*WHAT THE TASK ASKS:* Rewrite the data from the line with "bar-austria [55,22,73,333]" up to and including the line with "y-tick-label: 0 [28,325,36,340]" as a numbered list, leaving out any blank lines.

*DATA FOR THIS EXERCISE:*
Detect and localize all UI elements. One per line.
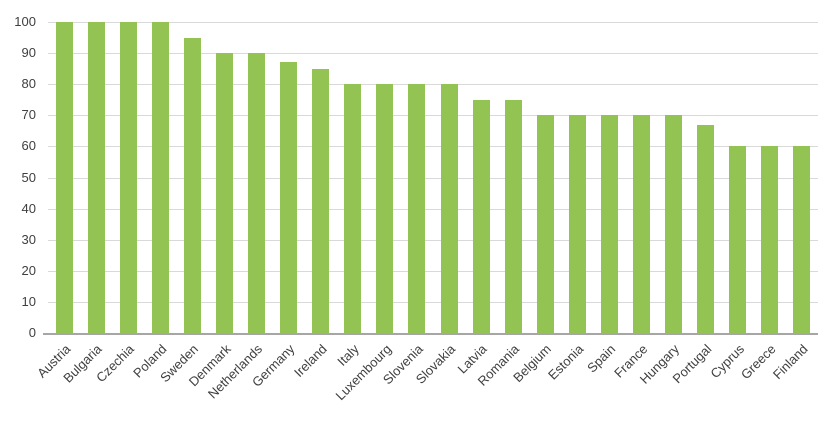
bar-austria [55,22,73,333]
gridline [48,301,818,303]
gridline [48,146,818,148]
bar-czechia [119,22,137,333]
gridline [48,84,818,86]
gridline [48,270,818,272]
y-tick-label: 60 [21,138,36,154]
bar-ireland [312,68,330,333]
bar-poland [151,22,169,333]
x-tick-label: Greece [738,341,779,383]
y-tick-label: 10 [21,293,36,309]
y-tick-label: 0 [28,325,36,340]
y-tick-label: 40 [21,200,36,216]
bar-finland [793,146,811,333]
y-tick-label: 30 [21,231,36,247]
x-tick-label: Estonia [545,341,587,383]
x-tick-label: Finland [770,341,811,383]
bar-germany [280,62,298,333]
bar-netherlands [248,53,266,333]
bar-slovenia [408,84,426,333]
y-tick-label: 70 [21,107,36,123]
bar-slovakia [440,84,458,333]
x-tick-label: Italy [334,341,362,369]
bar-cyprus [729,146,747,333]
bar-estonia [568,115,586,333]
bar-sweden [183,37,201,333]
bar-romania [504,99,522,333]
y-tick-label: 100 [14,14,36,29]
y-tick-label: 50 [21,169,36,185]
gridline [48,22,818,23]
bar-denmark [215,53,233,333]
bar-belgium [536,115,554,333]
gridline [48,239,818,241]
bar-france [633,115,651,333]
x-tick-label: Ireland [290,341,330,381]
y-tick-label: 80 [21,76,36,92]
bar-bulgaria [87,22,105,333]
bar-italy [344,84,362,333]
bar-hungary [665,115,683,333]
y-tick-label: 20 [21,262,36,278]
gridline [48,208,818,210]
y-tick-label: 90 [21,45,36,61]
bar-portugal [697,124,715,333]
bar-spain [600,115,618,333]
gridline [48,177,818,179]
gridline [48,53,818,55]
bar-latvia [472,99,490,333]
bar-greece [761,146,779,333]
gridline [48,115,818,117]
bar-luxembourg [376,84,394,333]
x-axis-line [43,333,818,335]
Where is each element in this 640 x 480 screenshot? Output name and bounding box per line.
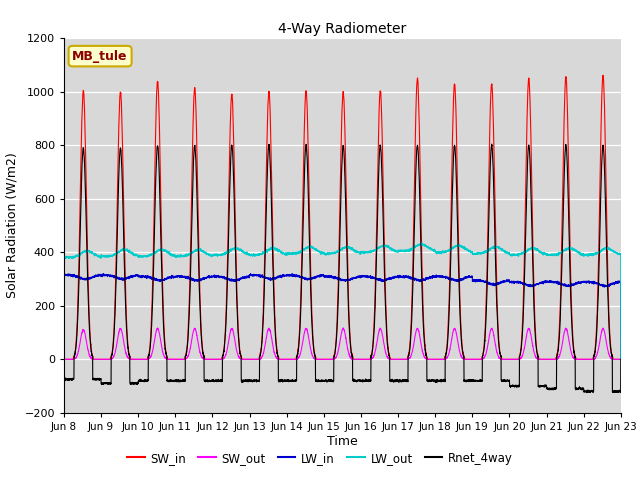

*TASK SOLUTION:*
1. bar-austria [55,22,73,333]
2. gridline [48,301,818,303]
3. gridline [48,146,818,148]
4. bar-czechia [119,22,137,333]
5. gridline [48,84,818,86]
6. gridline [48,270,818,272]
7. y-tick-label: 60 [21,138,36,154]
8. bar-ireland [312,68,330,333]
9. bar-poland [151,22,169,333]
10. x-tick-label: Greece [738,341,779,383]
11. y-tick-label: 10 [21,293,36,309]
12. y-tick-label: 0 [28,325,36,340]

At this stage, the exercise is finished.